Most common positive and negative words

[3]

One advantage of having the data frame with both sentiment and word is that we can analyze word counts that contribute to each sentiment. By implementing count() here with arguments of both word and sentiment, we find out how much each word contributed to each sentiment.

bing_word_counts <- tidy_tweets %>%
  inner_join(get_sentiments("bing")) %>%
  count(word, sentiment, sort = TRUE) %>%
  ungroup()

bing_word_counts

This can be shown visually, and we can pipe straight into ggplot2, if we like, because of the way we are consistently using tools built for handling tidy data frames.

bing_word_counts %>%
  group_by(sentiment) %>%
  top_n(10) %>%
  ungroup() %>%
  mutate(word = reorder(word, n)) %>%
  ggplot(aes(word, n, fill = sentiment)) +
  geom_col(show.legend = FALSE) +
  facet_wrap(~sentiment, scales = "free_y") +
  labs(y = "Contribution to sentiment",
       x = NULL) +
  coord_flip() + 
  theme_light()

The figure above lets us spot an anomaly in the sentiment analysis; the word “cloud” is coded as negative but it is used as a computing term to describe data centers available over the Internet. We can also observe that the world “intelligence” is coded as a positive word, which is correct, but it was one of the keyword used to download the data, so it has to be removed as it can biaise the analysis.

For that purpose, we could easily add “cloud” and “intelligence” to a custom stop-words list using bind_rows(). We could implement that with a strategy such as this.

custom_stop_words_sentiment <- bind_rows(tibble(word = c("cloud", "intelligence", "artificial", "artificialintelligence", "ai"), 
                                          lexicon = c("custom")), 
                               stop_words)

custom_stop_words_sentiment
bing_word_counts_custom <- bing_word_counts %>%
  anti_join(custom_stop_words_sentiment)

bing_word_counts_custom
bing_word_counts_custom %>%
  group_by(sentiment) %>%
  top_n(10) %>%
  ungroup() %>%
  mutate(word = reorder(word, n)) %>%
  ggplot(aes(word, n, fill = sentiment)) +
  geom_col(show.legend = FALSE) +
  facet_wrap(~sentiment, scales = "free_y") +
  labs(y = "Contribution to sentiment",
       x = NULL) +
  coord_flip() + 
  theme_light()

Wordclouds

[4]

We’ve seen that this tidy text mining approach works well with ggplot2, but having our data in a tidy format is useful for other plots as well. For example, consider the wordcloud package, which uses base R graphics. Let’s look at the most common words in the tweets as a whole again, but this time as a wordcloud.

We need to produce a new custom stop word without extracting the word “cloud” because it is an important word but not for sentiment analysis as it is counted as a negative word.

custom_stop_words <- bind_rows(tibble(word = c("intelligence", "artificial", "artificialintelligence", "ai"), 
                                          lexicon = c("custom")), 
                               stop_words)

TO DO:
a) Reproduce the part of the R sentiment analysis tutorial that begins with "One advantage of" and ends with "contributed to each sentiment.".
b) Write what comes next in the R sentiment analysis tutorial, picking up after its final line.
The rows come from a separate source, not from the R sentiment analysis tutorial.

INFORMATION PROVIDED:
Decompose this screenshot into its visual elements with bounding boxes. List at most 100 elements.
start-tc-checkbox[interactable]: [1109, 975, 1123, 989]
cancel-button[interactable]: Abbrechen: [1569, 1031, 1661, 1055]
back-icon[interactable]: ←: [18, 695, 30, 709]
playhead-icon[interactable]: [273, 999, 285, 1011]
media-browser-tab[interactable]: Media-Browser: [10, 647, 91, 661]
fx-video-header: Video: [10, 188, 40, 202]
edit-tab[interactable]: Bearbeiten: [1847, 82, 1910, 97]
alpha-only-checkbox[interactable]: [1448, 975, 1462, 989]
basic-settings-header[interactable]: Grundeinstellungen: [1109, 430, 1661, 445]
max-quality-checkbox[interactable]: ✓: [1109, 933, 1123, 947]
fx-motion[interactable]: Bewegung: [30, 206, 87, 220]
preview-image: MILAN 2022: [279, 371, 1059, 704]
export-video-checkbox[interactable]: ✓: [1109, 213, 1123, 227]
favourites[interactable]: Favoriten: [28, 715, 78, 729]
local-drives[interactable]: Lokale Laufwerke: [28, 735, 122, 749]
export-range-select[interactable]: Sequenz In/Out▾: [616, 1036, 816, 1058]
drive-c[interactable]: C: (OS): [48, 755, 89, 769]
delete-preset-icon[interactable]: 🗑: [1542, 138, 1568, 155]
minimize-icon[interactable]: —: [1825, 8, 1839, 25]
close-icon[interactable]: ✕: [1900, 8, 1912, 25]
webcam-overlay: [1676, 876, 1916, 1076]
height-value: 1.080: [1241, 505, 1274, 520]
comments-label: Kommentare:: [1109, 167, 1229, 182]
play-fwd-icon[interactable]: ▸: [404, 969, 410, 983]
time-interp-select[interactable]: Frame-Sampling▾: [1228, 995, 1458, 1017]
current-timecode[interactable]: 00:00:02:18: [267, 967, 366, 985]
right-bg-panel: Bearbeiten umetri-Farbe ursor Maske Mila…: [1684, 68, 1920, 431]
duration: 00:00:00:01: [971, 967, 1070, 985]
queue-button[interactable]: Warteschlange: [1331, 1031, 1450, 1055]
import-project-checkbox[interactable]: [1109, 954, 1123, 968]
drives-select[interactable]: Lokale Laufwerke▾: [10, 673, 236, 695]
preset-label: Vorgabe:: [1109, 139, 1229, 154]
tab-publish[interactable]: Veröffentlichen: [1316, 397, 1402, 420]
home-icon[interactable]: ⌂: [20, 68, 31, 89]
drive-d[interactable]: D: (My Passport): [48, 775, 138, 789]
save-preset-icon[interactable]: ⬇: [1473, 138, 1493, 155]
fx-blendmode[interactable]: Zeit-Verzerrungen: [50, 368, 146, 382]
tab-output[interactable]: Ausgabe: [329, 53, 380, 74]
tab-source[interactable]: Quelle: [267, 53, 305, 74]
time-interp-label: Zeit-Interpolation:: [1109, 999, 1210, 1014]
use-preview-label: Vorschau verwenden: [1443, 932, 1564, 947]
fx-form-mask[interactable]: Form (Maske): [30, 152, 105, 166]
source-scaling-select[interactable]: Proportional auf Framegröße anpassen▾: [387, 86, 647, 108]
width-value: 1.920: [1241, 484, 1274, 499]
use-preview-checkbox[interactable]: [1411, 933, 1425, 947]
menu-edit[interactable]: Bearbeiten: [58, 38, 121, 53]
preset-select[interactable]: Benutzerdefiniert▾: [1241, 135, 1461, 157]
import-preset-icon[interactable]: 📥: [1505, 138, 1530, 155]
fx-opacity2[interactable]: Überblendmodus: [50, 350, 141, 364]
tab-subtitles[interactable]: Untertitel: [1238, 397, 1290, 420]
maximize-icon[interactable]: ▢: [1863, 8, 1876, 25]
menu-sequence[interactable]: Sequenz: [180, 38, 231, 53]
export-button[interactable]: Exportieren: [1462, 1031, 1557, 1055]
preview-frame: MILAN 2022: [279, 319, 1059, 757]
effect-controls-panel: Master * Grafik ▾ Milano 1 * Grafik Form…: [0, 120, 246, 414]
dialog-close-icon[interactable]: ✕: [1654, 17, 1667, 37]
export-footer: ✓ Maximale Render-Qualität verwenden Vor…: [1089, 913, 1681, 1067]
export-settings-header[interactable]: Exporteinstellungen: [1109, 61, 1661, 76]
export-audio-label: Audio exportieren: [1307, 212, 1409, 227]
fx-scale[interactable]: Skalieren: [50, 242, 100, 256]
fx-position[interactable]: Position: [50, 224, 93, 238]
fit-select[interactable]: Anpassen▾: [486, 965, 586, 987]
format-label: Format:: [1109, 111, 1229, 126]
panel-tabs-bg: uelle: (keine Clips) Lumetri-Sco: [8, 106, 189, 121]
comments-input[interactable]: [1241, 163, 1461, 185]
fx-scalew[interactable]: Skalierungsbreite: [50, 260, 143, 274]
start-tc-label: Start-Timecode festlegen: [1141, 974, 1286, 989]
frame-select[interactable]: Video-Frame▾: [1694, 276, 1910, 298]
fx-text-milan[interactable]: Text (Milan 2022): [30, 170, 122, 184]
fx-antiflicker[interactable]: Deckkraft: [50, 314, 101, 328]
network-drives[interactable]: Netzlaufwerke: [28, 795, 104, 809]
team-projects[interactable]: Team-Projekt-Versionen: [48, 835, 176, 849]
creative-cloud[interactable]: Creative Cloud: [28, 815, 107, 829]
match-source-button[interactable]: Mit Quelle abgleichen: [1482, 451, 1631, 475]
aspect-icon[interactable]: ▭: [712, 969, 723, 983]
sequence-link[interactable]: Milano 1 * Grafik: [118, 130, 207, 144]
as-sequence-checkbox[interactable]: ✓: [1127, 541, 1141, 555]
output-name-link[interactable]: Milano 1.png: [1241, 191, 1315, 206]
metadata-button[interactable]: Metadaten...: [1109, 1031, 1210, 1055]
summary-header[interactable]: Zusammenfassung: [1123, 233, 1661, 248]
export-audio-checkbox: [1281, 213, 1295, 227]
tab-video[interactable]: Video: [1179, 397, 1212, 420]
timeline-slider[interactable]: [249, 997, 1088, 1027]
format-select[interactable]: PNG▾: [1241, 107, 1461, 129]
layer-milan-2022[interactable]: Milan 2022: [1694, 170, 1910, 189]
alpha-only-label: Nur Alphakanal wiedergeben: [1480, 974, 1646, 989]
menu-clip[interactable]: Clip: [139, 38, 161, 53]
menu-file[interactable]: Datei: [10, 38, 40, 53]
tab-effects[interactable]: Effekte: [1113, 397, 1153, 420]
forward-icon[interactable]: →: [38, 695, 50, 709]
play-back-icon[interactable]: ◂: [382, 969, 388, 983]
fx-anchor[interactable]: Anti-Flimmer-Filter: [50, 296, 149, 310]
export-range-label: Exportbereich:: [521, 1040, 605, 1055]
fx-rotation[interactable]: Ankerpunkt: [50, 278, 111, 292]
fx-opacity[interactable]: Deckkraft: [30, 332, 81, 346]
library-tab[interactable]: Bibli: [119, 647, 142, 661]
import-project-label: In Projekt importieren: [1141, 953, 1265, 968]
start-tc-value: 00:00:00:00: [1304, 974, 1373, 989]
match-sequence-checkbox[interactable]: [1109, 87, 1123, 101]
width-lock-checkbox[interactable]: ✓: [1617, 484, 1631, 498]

RESULTS FOR THE EXERCISE:
a)
One advantage of having the data frame with both sentiment and word is that we can analyze word counts that contribute to each sentiment. By implementing count() here with arguments of both word and sentiment, we find out how much each word contributed to each sentiment.

b)
custom_stop_words
library(wordcloud)

tidy_tweets %>%
  anti_join(custom_stop_words) %>%
  count(word) %>%
  with(wordcloud(word, n, max.words = 150))

In other functions, such as comparison.cloud(), you may need to turn the data frame into a matrix with reshape2’s acast(). Let’s do the sentiment analysis to tag positive and negative words using an inner join, then find the most common positive and negative words. Until the step where we need to send the data to comparison.cloud(), this can all be done with joins, piping, and dplyr because our data is in tidy format.

library(reshape2)

tidy_tweets %>%
  anti_join(custom_stop_words_sentiment) %>%
  inner_join(get_sentiments("bing")) %>%
  count(word, sentiment, sort = TRUE) %>%
  acast(word ~ sentiment, value.var = "n", fill = 0) %>%
  comparison.cloud(colors = c("gray20", "gray80"), max.words = 150)

The size of a word’s text is in proportion to its frequency within its sentiment. We can use this visualization to see the most important positive and negative words, but the sizes of the words are not comparable across sentiments.

Looking at units beyond just words

[5]

We can use tidy text analysis to found out the most negative tweets of the datasets. First, let’s get the list of negative words from the Bing lexicon. Second, let’s make a data frame of how many words are in each tweet so we can normalize for the length of tweets. Then, let’s find the number of negative words in each tweet and divide by the total words in each tweets.

bingnegative <- get_sentiments("bing") %>% 
  filter(sentiment == "negative")

wordcounts <- tidy_tweets %>%
  group_by(line) %>%
  summarize(words = n())

tidy_tweets %>%
  semi_join(bingnegative) %>%
  group_by(line) %>%
  summarize(negativewords = n()) %>%
  left_join(wordcounts, by = "line") %>%
  mutate(ratio = negativewords/words) %>%
  ungroup()

3 Analyzing word and document frequency

In this section of the book, the code is used on Jane Austen’s novels. Indeed, each calculation is based on the different books. We do not have books, but we do have tweets. To continue this course, we merge the three datasets as before, but we add a column called keyword containing the keyword of each one. Instead of calculating the frequency per book, we are going to calculate the frequency per keyword.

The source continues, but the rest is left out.